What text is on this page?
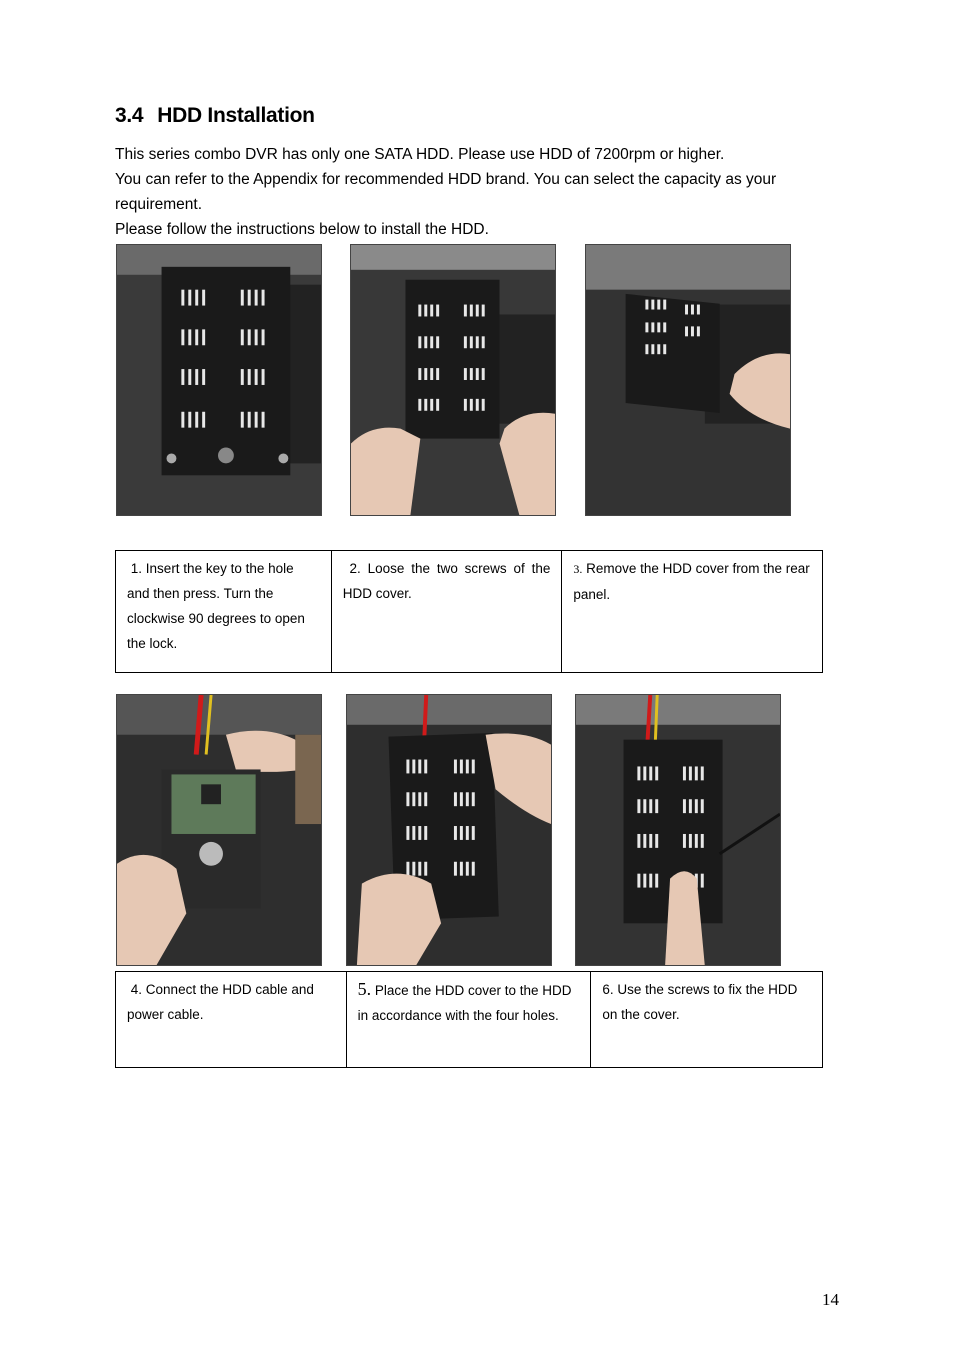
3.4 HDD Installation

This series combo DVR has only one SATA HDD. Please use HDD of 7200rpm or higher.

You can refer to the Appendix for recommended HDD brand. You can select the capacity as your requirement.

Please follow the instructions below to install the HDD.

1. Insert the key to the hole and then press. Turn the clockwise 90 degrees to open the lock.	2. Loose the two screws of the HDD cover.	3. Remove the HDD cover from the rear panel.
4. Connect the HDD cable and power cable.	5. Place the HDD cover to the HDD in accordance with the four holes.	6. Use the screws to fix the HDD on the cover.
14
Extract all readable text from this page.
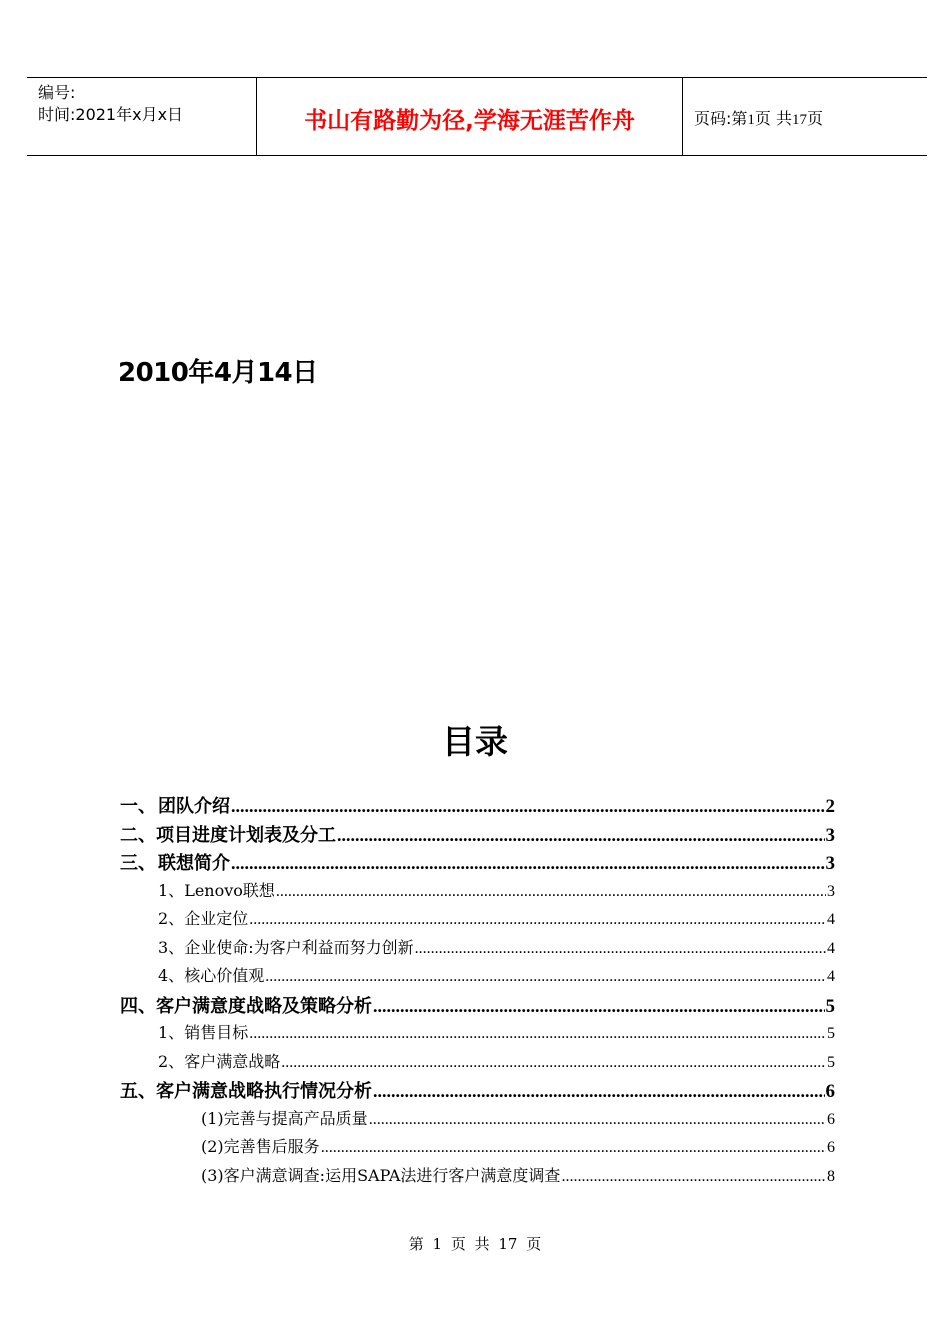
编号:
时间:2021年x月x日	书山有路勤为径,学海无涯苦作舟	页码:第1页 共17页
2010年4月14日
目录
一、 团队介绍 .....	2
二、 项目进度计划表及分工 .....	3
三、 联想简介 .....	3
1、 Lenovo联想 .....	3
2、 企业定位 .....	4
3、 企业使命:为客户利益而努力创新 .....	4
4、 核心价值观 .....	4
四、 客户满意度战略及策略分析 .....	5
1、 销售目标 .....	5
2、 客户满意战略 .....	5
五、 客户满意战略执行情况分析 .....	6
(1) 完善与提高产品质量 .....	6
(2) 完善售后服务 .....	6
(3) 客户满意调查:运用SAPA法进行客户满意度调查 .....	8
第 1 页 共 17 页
===============
• Directions
Print each line of the material above exactly, with the pictures removed from your copy.

• Exercise result
What text is on this page?
3.4 HDD Installation

This series combo DVR has only one SATA HDD. Please use HDD of 7200rpm or higher.

You can refer to the Appendix for recommended HDD brand. You can select the capacity as your requirement.

Please follow the instructions below to install the HDD.

1. Insert the key to the hole and then press. Turn the clockwise 90 degrees to open the lock.	2. Loose the two screws of the HDD cover.	3. Remove the HDD cover from the rear panel.
4. Connect the HDD cable and power cable.	5. Place the HDD cover to the HDD in accordance with the four holes.	6. Use the screws to fix the HDD on the cover.
14
Extract all readable text from this page.
编号:
时间:2021年x月x日	书山有路勤为径,学海无涯苦作舟	页码:第1页 共17页
2010年4月14日
目录
一、 团队介绍 .....	2
二、 项目进度计划表及分工 .....	3
三、 联想简介 .....	3
1、 Lenovo联想 .....	3
2、 企业定位 .....	4
3、 企业使命:为客户利益而努力创新 .....	4
4、 核心价值观 .....	4
四、 客户满意度战略及策略分析 .....	5
1、 销售目标 .....	5
2、 客户满意战略 .....	5
五、 客户满意战略执行情况分析 .....	6
(1) 完善与提高产品质量 .....	6
(2) 完善售后服务 .....	6
(3) 客户满意调查:运用SAPA法进行客户满意度调查 .....	8
第 1 页 共 17 页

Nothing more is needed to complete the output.